Exercise task – Filter the listing and keep only the lines with the word "arrow".

---

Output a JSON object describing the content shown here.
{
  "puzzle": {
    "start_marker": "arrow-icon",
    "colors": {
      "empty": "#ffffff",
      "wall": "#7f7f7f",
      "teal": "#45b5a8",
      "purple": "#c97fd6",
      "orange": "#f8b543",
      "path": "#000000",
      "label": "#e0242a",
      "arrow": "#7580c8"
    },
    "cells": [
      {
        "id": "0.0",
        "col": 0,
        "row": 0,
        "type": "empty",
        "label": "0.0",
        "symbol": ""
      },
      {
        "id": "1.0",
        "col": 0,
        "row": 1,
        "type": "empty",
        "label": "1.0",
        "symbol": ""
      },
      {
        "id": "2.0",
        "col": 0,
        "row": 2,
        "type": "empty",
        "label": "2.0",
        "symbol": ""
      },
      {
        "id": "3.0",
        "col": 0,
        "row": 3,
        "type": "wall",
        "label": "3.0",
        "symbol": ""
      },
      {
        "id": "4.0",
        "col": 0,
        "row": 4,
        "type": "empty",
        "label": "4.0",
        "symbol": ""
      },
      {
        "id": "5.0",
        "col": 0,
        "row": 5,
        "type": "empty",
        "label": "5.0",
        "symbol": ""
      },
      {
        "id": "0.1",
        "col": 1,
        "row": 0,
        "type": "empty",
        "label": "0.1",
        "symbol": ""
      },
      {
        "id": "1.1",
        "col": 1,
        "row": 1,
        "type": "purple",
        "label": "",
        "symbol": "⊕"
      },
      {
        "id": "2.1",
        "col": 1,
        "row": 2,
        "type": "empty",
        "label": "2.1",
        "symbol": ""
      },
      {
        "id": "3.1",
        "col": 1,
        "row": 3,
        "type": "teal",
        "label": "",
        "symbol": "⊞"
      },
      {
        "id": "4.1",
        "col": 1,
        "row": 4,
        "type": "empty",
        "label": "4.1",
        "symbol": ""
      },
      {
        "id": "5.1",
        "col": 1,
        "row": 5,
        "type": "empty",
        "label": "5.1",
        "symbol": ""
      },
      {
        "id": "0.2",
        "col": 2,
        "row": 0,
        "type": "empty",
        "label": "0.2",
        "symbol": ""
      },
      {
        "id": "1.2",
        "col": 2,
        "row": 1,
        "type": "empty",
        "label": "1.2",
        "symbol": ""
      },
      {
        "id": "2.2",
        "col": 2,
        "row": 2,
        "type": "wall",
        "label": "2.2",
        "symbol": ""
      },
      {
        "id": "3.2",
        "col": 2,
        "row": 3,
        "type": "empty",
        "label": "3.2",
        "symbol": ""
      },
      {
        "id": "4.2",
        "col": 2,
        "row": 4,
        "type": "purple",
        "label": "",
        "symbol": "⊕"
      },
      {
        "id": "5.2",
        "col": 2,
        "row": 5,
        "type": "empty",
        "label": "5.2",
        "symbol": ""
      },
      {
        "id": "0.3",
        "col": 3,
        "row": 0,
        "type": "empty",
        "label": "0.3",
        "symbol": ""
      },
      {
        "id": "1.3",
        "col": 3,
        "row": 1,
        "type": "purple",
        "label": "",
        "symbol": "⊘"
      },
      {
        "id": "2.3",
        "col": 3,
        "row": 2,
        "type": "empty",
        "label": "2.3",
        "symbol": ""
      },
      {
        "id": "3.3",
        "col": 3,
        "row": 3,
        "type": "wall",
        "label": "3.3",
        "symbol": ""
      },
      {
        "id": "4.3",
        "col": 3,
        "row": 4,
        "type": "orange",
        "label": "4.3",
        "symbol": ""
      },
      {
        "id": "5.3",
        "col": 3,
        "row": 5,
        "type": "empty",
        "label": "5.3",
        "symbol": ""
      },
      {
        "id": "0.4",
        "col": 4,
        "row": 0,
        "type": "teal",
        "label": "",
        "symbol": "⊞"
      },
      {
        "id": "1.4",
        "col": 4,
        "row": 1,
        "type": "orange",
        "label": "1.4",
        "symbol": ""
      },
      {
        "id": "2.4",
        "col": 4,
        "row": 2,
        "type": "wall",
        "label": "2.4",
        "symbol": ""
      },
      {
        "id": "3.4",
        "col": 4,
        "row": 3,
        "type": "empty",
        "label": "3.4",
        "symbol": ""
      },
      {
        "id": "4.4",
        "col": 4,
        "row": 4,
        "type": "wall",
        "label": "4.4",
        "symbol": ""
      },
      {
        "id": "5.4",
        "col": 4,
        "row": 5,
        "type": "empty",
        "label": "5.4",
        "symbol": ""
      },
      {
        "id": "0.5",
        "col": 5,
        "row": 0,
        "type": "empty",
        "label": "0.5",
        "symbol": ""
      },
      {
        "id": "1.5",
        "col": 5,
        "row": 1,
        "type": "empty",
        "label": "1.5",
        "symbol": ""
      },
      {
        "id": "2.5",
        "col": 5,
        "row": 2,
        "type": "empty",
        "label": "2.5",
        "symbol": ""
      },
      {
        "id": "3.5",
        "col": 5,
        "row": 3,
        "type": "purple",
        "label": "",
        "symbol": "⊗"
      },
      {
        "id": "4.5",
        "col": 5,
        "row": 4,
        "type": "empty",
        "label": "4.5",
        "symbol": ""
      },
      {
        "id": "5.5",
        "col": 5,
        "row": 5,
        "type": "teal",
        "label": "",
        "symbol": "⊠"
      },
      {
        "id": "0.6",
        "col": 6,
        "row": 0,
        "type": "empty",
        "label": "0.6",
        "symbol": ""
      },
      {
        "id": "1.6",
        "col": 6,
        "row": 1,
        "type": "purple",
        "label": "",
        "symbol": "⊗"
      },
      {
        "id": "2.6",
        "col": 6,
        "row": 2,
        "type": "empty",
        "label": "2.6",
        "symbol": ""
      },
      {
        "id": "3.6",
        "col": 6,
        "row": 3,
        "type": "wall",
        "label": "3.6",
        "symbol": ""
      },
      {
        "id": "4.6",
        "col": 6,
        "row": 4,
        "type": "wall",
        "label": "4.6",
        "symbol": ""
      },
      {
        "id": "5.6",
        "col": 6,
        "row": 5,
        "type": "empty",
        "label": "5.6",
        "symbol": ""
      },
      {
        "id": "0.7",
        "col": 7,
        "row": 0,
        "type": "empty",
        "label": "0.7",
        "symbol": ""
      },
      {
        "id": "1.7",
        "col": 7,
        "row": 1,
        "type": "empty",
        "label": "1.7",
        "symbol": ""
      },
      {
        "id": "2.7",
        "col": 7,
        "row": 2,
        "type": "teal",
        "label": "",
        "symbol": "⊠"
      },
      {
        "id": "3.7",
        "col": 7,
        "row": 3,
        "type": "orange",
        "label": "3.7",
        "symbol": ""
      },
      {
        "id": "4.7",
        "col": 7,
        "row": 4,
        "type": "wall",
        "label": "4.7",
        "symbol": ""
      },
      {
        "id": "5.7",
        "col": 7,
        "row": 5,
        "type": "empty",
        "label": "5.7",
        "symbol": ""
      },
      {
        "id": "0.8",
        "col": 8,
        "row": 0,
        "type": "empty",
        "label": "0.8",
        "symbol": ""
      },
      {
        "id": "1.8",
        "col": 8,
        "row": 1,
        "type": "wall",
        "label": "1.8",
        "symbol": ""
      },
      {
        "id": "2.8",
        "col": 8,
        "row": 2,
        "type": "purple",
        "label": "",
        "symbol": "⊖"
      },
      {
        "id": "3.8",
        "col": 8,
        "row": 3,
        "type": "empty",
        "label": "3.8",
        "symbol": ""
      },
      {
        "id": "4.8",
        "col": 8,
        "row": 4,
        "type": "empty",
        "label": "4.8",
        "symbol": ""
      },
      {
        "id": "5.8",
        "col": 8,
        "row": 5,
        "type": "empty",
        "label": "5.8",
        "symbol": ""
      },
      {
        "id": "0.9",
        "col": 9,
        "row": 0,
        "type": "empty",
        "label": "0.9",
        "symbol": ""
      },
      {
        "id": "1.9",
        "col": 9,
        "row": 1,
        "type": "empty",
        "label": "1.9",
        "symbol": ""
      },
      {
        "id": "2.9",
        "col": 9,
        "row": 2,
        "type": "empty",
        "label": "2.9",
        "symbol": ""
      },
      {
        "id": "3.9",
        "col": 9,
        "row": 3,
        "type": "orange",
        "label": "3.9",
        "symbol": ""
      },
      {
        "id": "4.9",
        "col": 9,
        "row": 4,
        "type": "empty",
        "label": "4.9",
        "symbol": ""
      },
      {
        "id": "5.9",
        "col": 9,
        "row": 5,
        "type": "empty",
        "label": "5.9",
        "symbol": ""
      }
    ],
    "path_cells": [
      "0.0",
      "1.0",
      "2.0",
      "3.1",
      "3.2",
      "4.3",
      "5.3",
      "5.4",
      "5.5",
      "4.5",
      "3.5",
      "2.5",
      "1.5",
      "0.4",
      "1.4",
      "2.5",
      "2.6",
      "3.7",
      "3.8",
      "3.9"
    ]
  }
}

---

Answer to the task –
    "start_marker": "arrow-icon",
      "arrow": "#7580c8"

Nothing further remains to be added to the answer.